*Task*: Set every record down verbatim and omit the pictures.

Data items
· · · · · · ·
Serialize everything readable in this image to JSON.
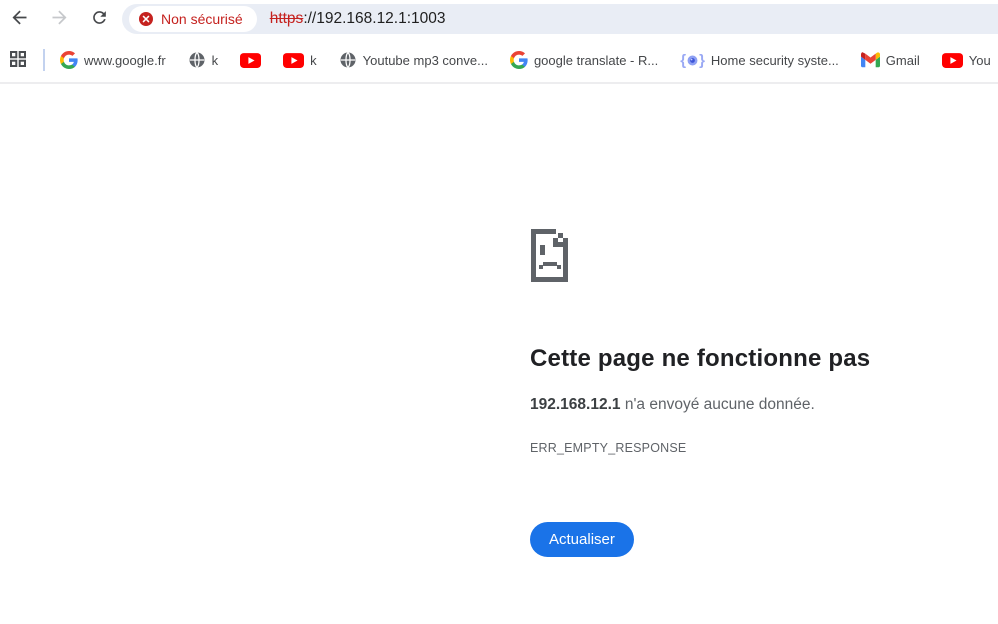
{
  "colors": {
    "accent_blue": "#1a73e8",
    "danger_red": "#c5221f",
    "youtube_red": "#ff0000",
    "text_dark": "#202124",
    "text_gray": "#5f6368",
    "omnibox_bg": "#e9edf5"
  },
  "toolbar": {
    "icons": [
      "back-icon",
      "forward-icon",
      "reload-icon"
    ],
    "security_chip_label": "Non sécurisé",
    "url_scheme": "https",
    "url_rest": "://192.168.12.1:1003"
  },
  "bookmarks_bar": {
    "items": [
      {
        "icon": "google-g",
        "label": "www.google.fr"
      },
      {
        "icon": "globe",
        "label": "k"
      },
      {
        "icon": "youtube",
        "label": ""
      },
      {
        "icon": "youtube",
        "label": "k"
      },
      {
        "icon": "globe",
        "label": "Youtube mp3 conve..."
      },
      {
        "icon": "google-g",
        "label": "google translate - R..."
      },
      {
        "icon": "security-camera",
        "label": "Home security syste..."
      },
      {
        "icon": "gmail",
        "label": "Gmail"
      },
      {
        "icon": "youtube",
        "label": "You"
      }
    ]
  },
  "error_page": {
    "title": "Cette page ne fonctionne pas",
    "message_host": "192.168.12.1",
    "message_rest": " n'a envoyé aucune donnée.",
    "error_code": "ERR_EMPTY_RESPONSE",
    "reload_button_label": "Actualiser"
  }
}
· · · · · · ·
*Full output*:
Serialize everything readable in this image to JSON.
{
  "colors": {
    "accent_blue": "#1a73e8",
    "danger_red": "#c5221f",
    "youtube_red": "#ff0000",
    "text_dark": "#202124",
    "text_gray": "#5f6368",
    "omnibox_bg": "#e9edf5"
  },
  "toolbar": {
    "icons": [
      "back-icon",
      "forward-icon",
      "reload-icon"
    ],
    "security_chip_label": "Non sécurisé",
    "url_scheme": "https",
    "url_rest": "://192.168.12.1:1003"
  },
  "bookmarks_bar": {
    "items": [
      {
        "icon": "google-g",
        "label": "www.google.fr"
      },
      {
        "icon": "globe",
        "label": "k"
      },
      {
        "icon": "youtube",
        "label": ""
      },
      {
        "icon": "youtube",
        "label": "k"
      },
      {
        "icon": "globe",
        "label": "Youtube mp3 conve..."
      },
      {
        "icon": "google-g",
        "label": "google translate - R..."
      },
      {
        "icon": "security-camera",
        "label": "Home security syste..."
      },
      {
        "icon": "gmail",
        "label": "Gmail"
      },
      {
        "icon": "youtube",
        "label": "You"
      }
    ]
  },
  "error_page": {
    "title": "Cette page ne fonctionne pas",
    "message_host": "192.168.12.1",
    "message_rest": " n'a envoyé aucune donnée.",
    "error_code": "ERR_EMPTY_RESPONSE",
    "reload_button_label": "Actualiser"
  }
}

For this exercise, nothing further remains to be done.